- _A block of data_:
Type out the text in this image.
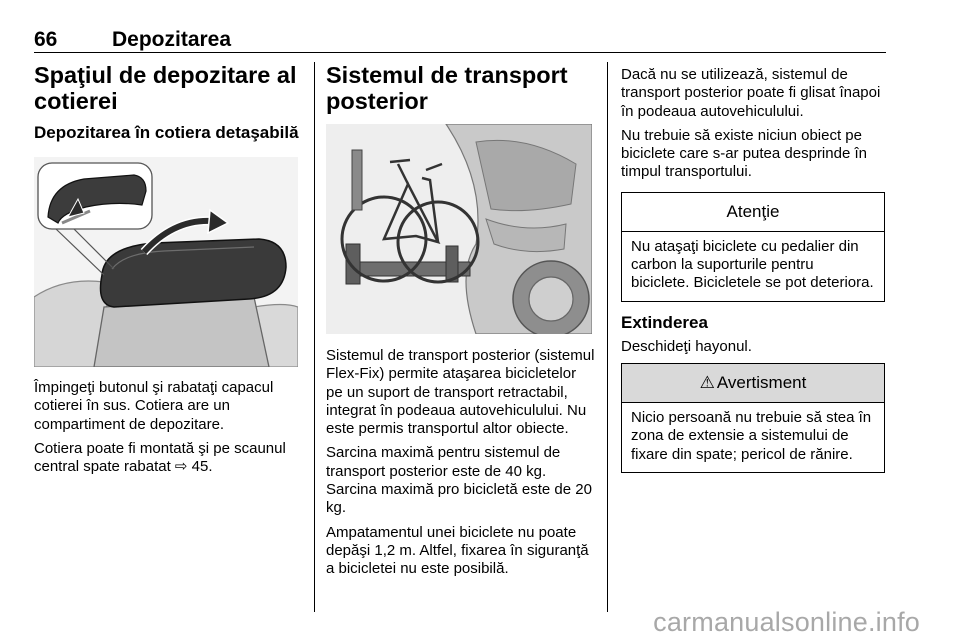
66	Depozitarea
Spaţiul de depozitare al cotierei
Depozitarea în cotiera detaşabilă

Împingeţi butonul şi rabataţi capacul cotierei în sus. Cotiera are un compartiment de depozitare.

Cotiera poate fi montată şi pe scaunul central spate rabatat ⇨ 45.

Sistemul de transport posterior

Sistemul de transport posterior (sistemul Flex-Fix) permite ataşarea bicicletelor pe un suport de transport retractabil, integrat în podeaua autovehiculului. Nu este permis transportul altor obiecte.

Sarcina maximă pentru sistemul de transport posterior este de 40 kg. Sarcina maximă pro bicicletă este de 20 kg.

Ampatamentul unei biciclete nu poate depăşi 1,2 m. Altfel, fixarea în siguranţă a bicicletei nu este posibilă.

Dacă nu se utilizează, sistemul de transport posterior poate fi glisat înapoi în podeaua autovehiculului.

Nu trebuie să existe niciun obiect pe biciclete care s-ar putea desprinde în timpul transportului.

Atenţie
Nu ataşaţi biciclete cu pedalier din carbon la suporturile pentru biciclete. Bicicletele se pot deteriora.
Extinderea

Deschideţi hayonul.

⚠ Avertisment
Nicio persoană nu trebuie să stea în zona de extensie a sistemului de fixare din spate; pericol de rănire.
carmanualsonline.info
---
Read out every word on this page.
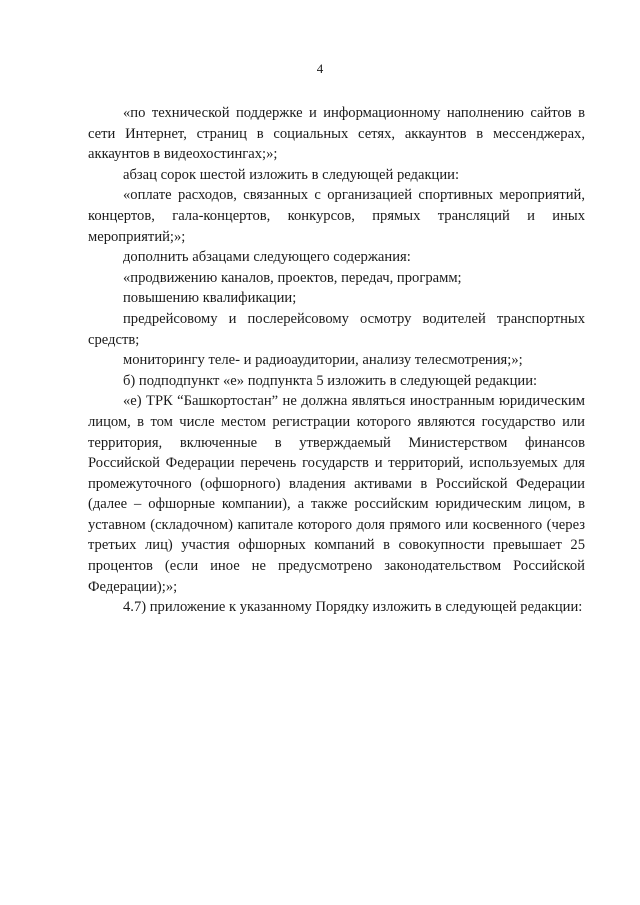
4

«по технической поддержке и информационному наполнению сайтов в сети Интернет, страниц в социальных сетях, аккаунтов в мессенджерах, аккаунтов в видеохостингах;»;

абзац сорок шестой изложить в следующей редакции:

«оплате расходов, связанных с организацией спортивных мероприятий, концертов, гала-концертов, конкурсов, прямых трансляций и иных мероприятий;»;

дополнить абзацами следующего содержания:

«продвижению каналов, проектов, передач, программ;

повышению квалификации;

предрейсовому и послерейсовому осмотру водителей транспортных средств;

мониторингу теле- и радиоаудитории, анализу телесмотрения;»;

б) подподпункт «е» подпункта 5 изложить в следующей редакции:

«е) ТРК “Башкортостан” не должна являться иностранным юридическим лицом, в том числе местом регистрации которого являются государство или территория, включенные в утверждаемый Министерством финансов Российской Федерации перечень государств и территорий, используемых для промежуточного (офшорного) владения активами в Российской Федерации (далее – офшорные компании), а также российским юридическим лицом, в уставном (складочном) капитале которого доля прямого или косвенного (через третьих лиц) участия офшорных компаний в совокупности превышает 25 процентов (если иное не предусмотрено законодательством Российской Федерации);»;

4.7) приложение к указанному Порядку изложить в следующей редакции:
...
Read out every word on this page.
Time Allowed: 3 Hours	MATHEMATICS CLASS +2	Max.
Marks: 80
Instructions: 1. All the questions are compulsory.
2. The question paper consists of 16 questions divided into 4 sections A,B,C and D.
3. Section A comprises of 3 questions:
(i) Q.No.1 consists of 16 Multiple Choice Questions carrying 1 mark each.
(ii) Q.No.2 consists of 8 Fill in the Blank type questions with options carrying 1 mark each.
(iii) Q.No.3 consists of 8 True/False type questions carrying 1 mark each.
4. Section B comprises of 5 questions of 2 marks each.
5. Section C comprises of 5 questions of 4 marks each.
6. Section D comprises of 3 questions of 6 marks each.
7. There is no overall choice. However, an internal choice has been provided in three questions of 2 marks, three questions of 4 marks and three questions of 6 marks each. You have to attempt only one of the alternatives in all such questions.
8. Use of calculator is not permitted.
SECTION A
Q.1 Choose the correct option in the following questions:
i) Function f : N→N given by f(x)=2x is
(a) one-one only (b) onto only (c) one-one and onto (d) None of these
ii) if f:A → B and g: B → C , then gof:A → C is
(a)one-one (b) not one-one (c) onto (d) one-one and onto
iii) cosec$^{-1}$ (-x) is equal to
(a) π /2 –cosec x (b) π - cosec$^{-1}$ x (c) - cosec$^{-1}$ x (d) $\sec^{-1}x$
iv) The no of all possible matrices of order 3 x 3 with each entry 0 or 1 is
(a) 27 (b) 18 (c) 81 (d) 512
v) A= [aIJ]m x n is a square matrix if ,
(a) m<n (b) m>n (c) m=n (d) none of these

- _Given request_: Find the count of lines in the data above where the string "consists" occurs. Provide that number alone.

- _Correct answer_: 4